Your task: The data follows this line. Copy verbatim the line with "Output the text content of this document." and each line after it to the end.

Data in this exercise:
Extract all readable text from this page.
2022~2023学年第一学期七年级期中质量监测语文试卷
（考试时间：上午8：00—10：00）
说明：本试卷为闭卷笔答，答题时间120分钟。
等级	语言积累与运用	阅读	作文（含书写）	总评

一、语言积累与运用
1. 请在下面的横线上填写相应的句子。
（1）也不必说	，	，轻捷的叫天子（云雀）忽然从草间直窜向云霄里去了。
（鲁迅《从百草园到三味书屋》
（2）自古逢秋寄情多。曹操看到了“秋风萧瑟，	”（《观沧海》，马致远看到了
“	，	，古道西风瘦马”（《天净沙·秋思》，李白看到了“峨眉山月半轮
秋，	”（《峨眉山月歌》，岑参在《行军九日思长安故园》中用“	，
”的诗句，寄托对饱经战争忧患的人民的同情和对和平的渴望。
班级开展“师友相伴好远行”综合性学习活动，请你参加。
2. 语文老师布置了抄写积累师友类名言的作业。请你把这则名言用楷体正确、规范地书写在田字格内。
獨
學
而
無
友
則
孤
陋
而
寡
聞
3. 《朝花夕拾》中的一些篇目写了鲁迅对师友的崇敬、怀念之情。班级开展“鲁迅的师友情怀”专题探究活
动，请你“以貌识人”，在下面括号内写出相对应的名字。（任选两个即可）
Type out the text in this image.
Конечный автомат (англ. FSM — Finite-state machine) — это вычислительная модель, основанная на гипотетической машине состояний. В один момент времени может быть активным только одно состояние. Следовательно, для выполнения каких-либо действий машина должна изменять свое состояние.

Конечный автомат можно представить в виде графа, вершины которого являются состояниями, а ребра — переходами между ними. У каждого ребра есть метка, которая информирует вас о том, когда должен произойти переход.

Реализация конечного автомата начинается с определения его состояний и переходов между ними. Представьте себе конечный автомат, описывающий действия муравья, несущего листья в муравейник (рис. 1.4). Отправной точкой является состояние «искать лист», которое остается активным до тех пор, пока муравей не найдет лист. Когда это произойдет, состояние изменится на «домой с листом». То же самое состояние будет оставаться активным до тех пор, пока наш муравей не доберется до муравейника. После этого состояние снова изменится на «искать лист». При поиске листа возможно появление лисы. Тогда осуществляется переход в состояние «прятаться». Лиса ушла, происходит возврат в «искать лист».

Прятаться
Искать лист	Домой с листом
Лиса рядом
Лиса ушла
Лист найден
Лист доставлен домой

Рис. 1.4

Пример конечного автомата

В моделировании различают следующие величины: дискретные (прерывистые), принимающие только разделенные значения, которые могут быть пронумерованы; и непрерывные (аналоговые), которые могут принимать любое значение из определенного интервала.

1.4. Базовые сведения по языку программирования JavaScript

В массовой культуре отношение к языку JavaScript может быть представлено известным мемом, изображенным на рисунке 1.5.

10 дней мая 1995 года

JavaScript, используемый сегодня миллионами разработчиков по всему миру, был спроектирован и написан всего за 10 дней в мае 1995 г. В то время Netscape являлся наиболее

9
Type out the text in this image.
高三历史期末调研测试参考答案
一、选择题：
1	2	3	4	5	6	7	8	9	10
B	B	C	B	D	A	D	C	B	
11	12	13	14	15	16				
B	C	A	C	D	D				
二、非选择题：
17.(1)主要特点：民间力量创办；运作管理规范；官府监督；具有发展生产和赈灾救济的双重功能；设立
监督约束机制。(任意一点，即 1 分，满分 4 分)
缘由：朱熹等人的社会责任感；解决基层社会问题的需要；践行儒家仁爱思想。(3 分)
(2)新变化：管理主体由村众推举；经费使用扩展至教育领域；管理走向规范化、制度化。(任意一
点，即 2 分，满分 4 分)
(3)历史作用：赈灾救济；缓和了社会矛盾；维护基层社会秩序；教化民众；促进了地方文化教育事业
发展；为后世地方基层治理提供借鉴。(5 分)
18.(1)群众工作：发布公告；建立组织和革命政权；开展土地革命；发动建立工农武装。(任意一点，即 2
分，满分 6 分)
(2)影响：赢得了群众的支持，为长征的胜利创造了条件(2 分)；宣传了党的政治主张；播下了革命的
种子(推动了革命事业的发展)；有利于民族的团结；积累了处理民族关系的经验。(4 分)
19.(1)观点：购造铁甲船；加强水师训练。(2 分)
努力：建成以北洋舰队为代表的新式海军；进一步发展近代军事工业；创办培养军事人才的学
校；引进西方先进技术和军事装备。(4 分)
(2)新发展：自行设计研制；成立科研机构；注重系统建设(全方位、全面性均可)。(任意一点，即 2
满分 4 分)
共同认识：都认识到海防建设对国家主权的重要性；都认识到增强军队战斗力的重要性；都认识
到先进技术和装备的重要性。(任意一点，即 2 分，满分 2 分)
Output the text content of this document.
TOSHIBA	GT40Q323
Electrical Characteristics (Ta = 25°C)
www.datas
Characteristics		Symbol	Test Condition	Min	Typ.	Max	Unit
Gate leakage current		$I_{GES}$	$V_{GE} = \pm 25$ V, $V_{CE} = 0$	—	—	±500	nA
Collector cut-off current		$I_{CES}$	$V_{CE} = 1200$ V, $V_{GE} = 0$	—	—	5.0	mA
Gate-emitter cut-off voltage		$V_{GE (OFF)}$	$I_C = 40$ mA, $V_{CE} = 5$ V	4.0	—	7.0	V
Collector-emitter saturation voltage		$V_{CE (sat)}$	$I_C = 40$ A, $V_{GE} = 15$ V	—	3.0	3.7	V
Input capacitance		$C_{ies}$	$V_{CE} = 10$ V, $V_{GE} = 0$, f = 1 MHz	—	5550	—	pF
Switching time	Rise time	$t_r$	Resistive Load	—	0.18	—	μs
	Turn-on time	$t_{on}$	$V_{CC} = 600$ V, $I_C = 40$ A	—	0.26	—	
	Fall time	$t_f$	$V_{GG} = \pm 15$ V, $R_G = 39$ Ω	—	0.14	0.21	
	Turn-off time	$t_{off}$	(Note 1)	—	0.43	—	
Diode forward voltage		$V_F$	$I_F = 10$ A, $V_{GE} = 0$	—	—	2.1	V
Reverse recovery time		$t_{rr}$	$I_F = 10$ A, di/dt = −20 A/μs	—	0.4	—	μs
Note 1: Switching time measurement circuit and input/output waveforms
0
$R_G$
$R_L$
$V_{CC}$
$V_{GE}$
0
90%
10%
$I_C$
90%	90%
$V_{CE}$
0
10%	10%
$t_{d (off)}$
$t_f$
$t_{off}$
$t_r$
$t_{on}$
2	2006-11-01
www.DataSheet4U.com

Output for this task:
Output the text content of this document.
TOSHIBA	GT40Q323
Electrical Characteristics (Ta = 25°C)
www.datas
Characteristics		Symbol	Test Condition	Min	Typ.	Max	Unit
Gate leakage current		$I_{GES}$	$V_{GE} = \pm 25$ V, $V_{CE} = 0$	—	—	±500	nA
Collector cut-off current		$I_{CES}$	$V_{CE} = 1200$ V, $V_{GE} = 0$	—	—	5.0	mA
Gate-emitter cut-off voltage		$V_{GE (OFF)}$	$I_C = 40$ mA, $V_{CE} = 5$ V	4.0	—	7.0	V
Collector-emitter saturation voltage		$V_{CE (sat)}$	$I_C = 40$ A, $V_{GE} = 15$ V	—	3.0	3.7	V
Input capacitance		$C_{ies}$	$V_{CE} = 10$ V, $V_{GE} = 0$, f = 1 MHz	—	5550	—	pF
Switching time	Rise time	$t_r$	Resistive Load	—	0.18	—	μs
	Turn-on time	$t_{on}$	$V_{CC} = 600$ V, $I_C = 40$ A	—	0.26	—	
	Fall time	$t_f$	$V_{GG} = \pm 15$ V, $R_G = 39$ Ω	—	0.14	0.21	
	Turn-off time	$t_{off}$	(Note 1)	—	0.43	—	
Diode forward voltage		$V_F$	$I_F = 10$ A, $V_{GE} = 0$	—	—	2.1	V
Reverse recovery time		$t_{rr}$	$I_F = 10$ A, di/dt = −20 A/μs	—	0.4	—	μs
Note 1: Switching time measurement circuit and input/output waveforms
0
$R_G$
$R_L$
$V_{CC}$
$V_{GE}$
0
90%
10%
$I_C$
90%	90%
$V_{CE}$
0
10%	10%
$t_{d (off)}$
$t_f$
$t_{off}$
$t_r$
$t_{on}$
2	2006-11-01
www.DataSheet4U.com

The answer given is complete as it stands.